» **EXERCISE GOAL**:
Write out all records as given; omit images.

» **AVAILABLE DATA**:
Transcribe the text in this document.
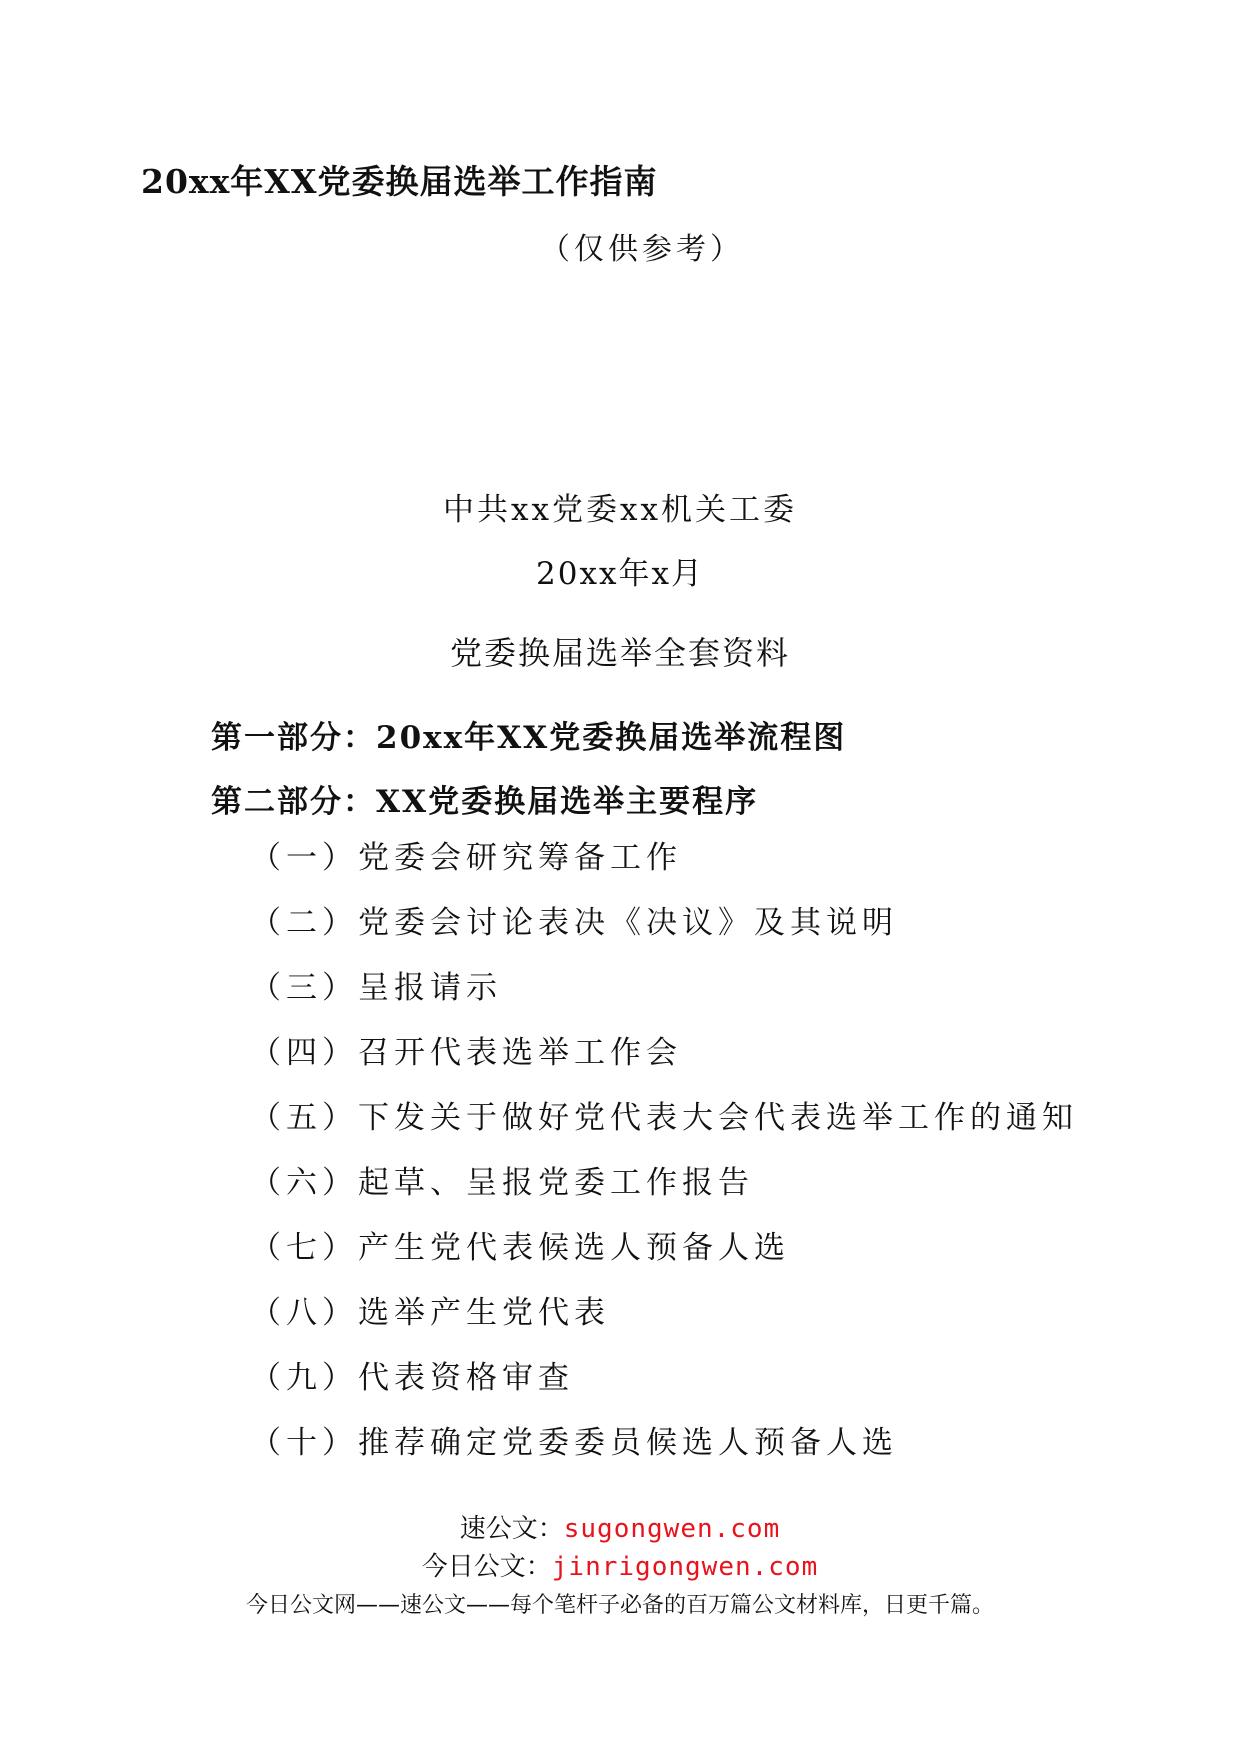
20xx年XX党委换届选举工作指南
（仅供参考）
中共xx党委xx机关工委
20xx年x月
党委换届选举全套资料
第一部分：20xx年XX党委换届选举流程图
第二部分：XX党委换届选举主要程序
（一）党委会研究筹备工作
（二）党委会讨论表决《决议》及其说明
（三）呈报请示
（四）召开代表选举工作会
（五）下发关于做好党代表大会代表选举工作的通知
（六）起草、呈报党委工作报告
（七）产生党代表候选人预备人选
（八）选举产生党代表
（九）代表资格审查
（十）推荐确定党委委员候选人预备人选
速公文：sugongwen.com
今日公文：jinrigongwen.com
今日公文网——速公文——每个笔杆子必备的百万篇公文材料库，日更千篇。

» **CORRECT RESPONSE**:
Transcribe the text in this document.
20xx年XX党委换届选举工作指南
（仅供参考）
中共xx党委xx机关工委
20xx年x月
党委换届选举全套资料
第一部分：20xx年XX党委换届选举流程图
第二部分：XX党委换届选举主要程序
（一）党委会研究筹备工作
（二）党委会讨论表决《决议》及其说明
（三）呈报请示
（四）召开代表选举工作会
（五）下发关于做好党代表大会代表选举工作的通知
（六）起草、呈报党委工作报告
（七）产生党代表候选人预备人选
（八）选举产生党代表
（九）代表资格审查
（十）推荐确定党委委员候选人预备人选
速公文：sugongwen.com
今日公文：jinrigongwen.com
今日公文网——速公文——每个笔杆子必备的百万篇公文材料库，日更千篇。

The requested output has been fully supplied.